Repeat, line for line, the entries printed below.
** START DATA EXCERPTS **
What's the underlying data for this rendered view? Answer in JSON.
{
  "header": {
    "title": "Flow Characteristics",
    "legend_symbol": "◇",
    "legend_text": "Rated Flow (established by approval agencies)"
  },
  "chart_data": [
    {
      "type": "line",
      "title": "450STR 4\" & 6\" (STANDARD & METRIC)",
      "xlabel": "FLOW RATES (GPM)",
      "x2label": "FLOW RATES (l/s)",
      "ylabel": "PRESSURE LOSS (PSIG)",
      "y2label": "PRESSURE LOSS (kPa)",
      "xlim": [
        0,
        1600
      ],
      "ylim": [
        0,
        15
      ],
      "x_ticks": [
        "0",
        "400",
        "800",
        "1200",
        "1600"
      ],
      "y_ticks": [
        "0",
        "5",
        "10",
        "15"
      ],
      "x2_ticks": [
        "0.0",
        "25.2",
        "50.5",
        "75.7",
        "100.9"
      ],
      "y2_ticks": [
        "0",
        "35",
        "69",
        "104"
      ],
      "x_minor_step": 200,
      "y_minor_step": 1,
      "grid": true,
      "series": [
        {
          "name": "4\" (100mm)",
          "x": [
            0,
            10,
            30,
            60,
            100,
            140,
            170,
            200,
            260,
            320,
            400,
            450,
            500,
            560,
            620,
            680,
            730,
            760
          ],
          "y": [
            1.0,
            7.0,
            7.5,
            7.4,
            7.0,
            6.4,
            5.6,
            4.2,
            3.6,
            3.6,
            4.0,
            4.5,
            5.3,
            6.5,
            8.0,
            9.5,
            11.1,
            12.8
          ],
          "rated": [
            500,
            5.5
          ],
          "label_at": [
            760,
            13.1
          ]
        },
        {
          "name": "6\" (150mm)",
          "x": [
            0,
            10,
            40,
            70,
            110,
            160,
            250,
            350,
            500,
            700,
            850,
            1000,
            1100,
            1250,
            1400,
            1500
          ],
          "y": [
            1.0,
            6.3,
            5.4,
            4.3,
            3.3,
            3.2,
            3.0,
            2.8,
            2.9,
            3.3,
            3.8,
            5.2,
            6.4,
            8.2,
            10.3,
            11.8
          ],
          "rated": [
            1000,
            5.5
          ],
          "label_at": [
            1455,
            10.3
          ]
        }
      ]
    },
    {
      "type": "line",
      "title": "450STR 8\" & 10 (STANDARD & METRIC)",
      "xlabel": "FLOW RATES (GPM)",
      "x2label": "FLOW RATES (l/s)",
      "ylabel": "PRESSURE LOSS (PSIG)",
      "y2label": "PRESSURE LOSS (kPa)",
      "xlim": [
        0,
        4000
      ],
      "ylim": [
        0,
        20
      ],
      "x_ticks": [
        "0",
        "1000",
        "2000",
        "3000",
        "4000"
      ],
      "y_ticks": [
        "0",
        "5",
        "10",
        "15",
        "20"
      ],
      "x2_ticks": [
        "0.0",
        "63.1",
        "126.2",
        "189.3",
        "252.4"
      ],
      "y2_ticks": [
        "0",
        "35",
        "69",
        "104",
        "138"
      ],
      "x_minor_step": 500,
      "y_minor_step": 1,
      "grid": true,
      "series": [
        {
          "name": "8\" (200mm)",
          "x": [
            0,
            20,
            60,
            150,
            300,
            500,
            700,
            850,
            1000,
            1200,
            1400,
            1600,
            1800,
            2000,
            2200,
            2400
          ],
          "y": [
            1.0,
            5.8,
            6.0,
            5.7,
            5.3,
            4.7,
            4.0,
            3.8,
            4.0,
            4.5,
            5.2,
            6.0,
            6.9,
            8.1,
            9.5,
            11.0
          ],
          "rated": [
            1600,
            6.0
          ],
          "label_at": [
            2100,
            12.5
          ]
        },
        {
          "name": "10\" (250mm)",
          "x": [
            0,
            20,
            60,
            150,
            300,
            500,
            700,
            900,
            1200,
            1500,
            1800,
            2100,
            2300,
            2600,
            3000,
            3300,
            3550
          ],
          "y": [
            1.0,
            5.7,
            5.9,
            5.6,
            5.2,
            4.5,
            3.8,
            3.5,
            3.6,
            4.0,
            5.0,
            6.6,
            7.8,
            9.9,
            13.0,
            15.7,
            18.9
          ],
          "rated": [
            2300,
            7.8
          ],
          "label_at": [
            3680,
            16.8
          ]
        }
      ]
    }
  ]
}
** END DATA EXCERPTS **
EXPECTED OUTPUT –
What's the underlying data for this rendered view? Answer in JSON.
{
  "header": {
    "title": "Flow Characteristics",
    "legend_symbol": "◇",
    "legend_text": "Rated Flow (established by approval agencies)"
  },
  "chart_data": [
    {
      "type": "line",
      "title": "450STR 4\" & 6\" (STANDARD & METRIC)",
      "xlabel": "FLOW RATES (GPM)",
      "x2label": "FLOW RATES (l/s)",
      "ylabel": "PRESSURE LOSS (PSIG)",
      "y2label": "PRESSURE LOSS (kPa)",
      "xlim": [
        0,
        1600
      ],
      "ylim": [
        0,
        15
      ],
      "x_ticks": [
        "0",
        "400",
        "800",
        "1200",
        "1600"
      ],
      "y_ticks": [
        "0",
        "5",
        "10",
        "15"
      ],
      "x2_ticks": [
        "0.0",
        "25.2",
        "50.5",
        "75.7",
        "100.9"
      ],
      "y2_ticks": [
        "0",
        "35",
        "69",
        "104"
      ],
      "x_minor_step": 200,
      "y_minor_step": 1,
      "grid": true,
      "series": [
        {
          "name": "4\" (100mm)",
          "x": [
            0,
            10,
            30,
            60,
            100,
            140,
            170,
            200,
            260,
            320,
            400,
            450,
            500,
            560,
            620,
            680,
            730,
            760
          ],
          "y": [
            1.0,
            7.0,
            7.5,
            7.4,
            7.0,
            6.4,
            5.6,
            4.2,
            3.6,
            3.6,
            4.0,
            4.5,
            5.3,
            6.5,
            8.0,
            9.5,
            11.1,
            12.8
          ],
          "rated": [
            500,
            5.5
          ],
          "label_at": [
            760,
            13.1
          ]
        },
        {
          "name": "6\" (150mm)",
          "x": [
            0,
            10,
            40,
            70,
            110,
            160,
            250,
            350,
            500,
            700,
            850,
            1000,
            1100,
            1250,
            1400,
            1500
          ],
          "y": [
            1.0,
            6.3,
            5.4,
            4.3,
            3.3,
            3.2,
            3.0,
            2.8,
            2.9,
            3.3,
            3.8,
            5.2,
            6.4,
            8.2,
            10.3,
            11.8
          ],
          "rated": [
            1000,
            5.5
          ],
          "label_at": [
            1455,
            10.3
          ]
        }
      ]
    },
    {
      "type": "line",
      "title": "450STR 8\" & 10 (STANDARD & METRIC)",
      "xlabel": "FLOW RATES (GPM)",
      "x2label": "FLOW RATES (l/s)",
      "ylabel": "PRESSURE LOSS (PSIG)",
      "y2label": "PRESSURE LOSS (kPa)",
      "xlim": [
        0,
        4000
      ],
      "ylim": [
        0,
        20
      ],
      "x_ticks": [
        "0",
        "1000",
        "2000",
        "3000",
        "4000"
      ],
      "y_ticks": [
        "0",
        "5",
        "10",
        "15",
        "20"
      ],
      "x2_ticks": [
        "0.0",
        "63.1",
        "126.2",
        "189.3",
        "252.4"
      ],
      "y2_ticks": [
        "0",
        "35",
        "69",
        "104",
        "138"
      ],
      "x_minor_step": 500,
      "y_minor_step": 1,
      "grid": true,
      "series": [
        {
          "name": "8\" (200mm)",
          "x": [
            0,
            20,
            60,
            150,
            300,
            500,
            700,
            850,
            1000,
            1200,
            1400,
            1600,
            1800,
            2000,
            2200,
            2400
          ],
          "y": [
            1.0,
            5.8,
            6.0,
            5.7,
            5.3,
            4.7,
            4.0,
            3.8,
            4.0,
            4.5,
            5.2,
            6.0,
            6.9,
            8.1,
            9.5,
            11.0
          ],
          "rated": [
            1600,
            6.0
          ],
          "label_at": [
            2100,
            12.5
          ]
        },
        {
          "name": "10\" (250mm)",
          "x": [
            0,
            20,
            60,
            150,
            300,
            500,
            700,
            900,
            1200,
            1500,
            1800,
            2100,
            2300,
            2600,
            3000,
            3300,
            3550
          ],
          "y": [
            1.0,
            5.7,
            5.9,
            5.6,
            5.2,
            4.5,
            3.8,
            3.5,
            3.6,
            4.0,
            5.0,
            6.6,
            7.8,
            9.9,
            13.0,
            15.7,
            18.9
          ],
          "rated": [
            2300,
            7.8
          ],
          "label_at": [
            3680,
            16.8
          ]
        }
      ]
    }
  ]
}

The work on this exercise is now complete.